*Work instructions*:
Select, from the material below, each line with "Električna" in it.

*Task data*:
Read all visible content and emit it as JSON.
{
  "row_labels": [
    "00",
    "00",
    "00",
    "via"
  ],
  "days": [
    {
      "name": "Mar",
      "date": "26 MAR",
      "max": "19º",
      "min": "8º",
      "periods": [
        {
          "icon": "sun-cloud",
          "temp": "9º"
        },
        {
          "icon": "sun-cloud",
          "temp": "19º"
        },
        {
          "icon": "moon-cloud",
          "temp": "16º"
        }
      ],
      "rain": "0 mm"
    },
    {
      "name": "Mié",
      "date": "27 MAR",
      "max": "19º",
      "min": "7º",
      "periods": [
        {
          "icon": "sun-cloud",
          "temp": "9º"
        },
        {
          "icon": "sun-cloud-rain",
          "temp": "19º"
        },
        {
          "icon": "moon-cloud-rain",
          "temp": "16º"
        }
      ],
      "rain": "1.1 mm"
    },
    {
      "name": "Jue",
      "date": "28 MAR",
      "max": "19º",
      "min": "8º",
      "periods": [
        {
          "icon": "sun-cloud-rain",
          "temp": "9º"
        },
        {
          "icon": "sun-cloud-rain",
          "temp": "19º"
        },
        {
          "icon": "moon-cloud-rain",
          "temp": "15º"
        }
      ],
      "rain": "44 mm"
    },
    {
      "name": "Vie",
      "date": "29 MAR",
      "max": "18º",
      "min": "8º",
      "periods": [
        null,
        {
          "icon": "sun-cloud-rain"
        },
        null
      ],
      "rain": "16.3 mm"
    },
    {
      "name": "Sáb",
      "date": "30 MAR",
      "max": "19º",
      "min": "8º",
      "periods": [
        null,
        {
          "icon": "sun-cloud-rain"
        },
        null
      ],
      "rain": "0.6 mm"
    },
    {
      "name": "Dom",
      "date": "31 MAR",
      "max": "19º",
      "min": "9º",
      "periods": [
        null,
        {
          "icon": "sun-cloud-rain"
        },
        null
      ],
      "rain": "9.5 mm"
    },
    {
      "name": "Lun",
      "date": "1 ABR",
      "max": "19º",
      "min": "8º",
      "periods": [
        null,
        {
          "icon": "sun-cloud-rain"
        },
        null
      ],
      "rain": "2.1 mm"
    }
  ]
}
...
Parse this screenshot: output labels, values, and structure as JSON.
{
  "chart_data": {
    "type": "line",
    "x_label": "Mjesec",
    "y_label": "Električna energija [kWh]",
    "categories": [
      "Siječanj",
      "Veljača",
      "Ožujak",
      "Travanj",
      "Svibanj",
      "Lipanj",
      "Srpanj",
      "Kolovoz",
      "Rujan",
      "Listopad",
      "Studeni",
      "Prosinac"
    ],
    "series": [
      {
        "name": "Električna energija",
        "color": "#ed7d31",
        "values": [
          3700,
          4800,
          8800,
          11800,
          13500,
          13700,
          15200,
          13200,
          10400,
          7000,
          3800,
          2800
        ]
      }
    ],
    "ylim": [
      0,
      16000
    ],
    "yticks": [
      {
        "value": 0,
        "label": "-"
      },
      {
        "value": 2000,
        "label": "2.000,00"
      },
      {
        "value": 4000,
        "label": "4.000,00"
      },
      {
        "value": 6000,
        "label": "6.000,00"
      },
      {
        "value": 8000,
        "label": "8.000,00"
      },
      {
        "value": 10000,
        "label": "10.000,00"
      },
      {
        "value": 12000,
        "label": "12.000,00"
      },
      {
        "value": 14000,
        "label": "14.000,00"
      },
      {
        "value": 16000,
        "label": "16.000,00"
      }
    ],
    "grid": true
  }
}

*Response*:
    "y_label": "Električna energija [kWh]",
        "name": "Električna energija",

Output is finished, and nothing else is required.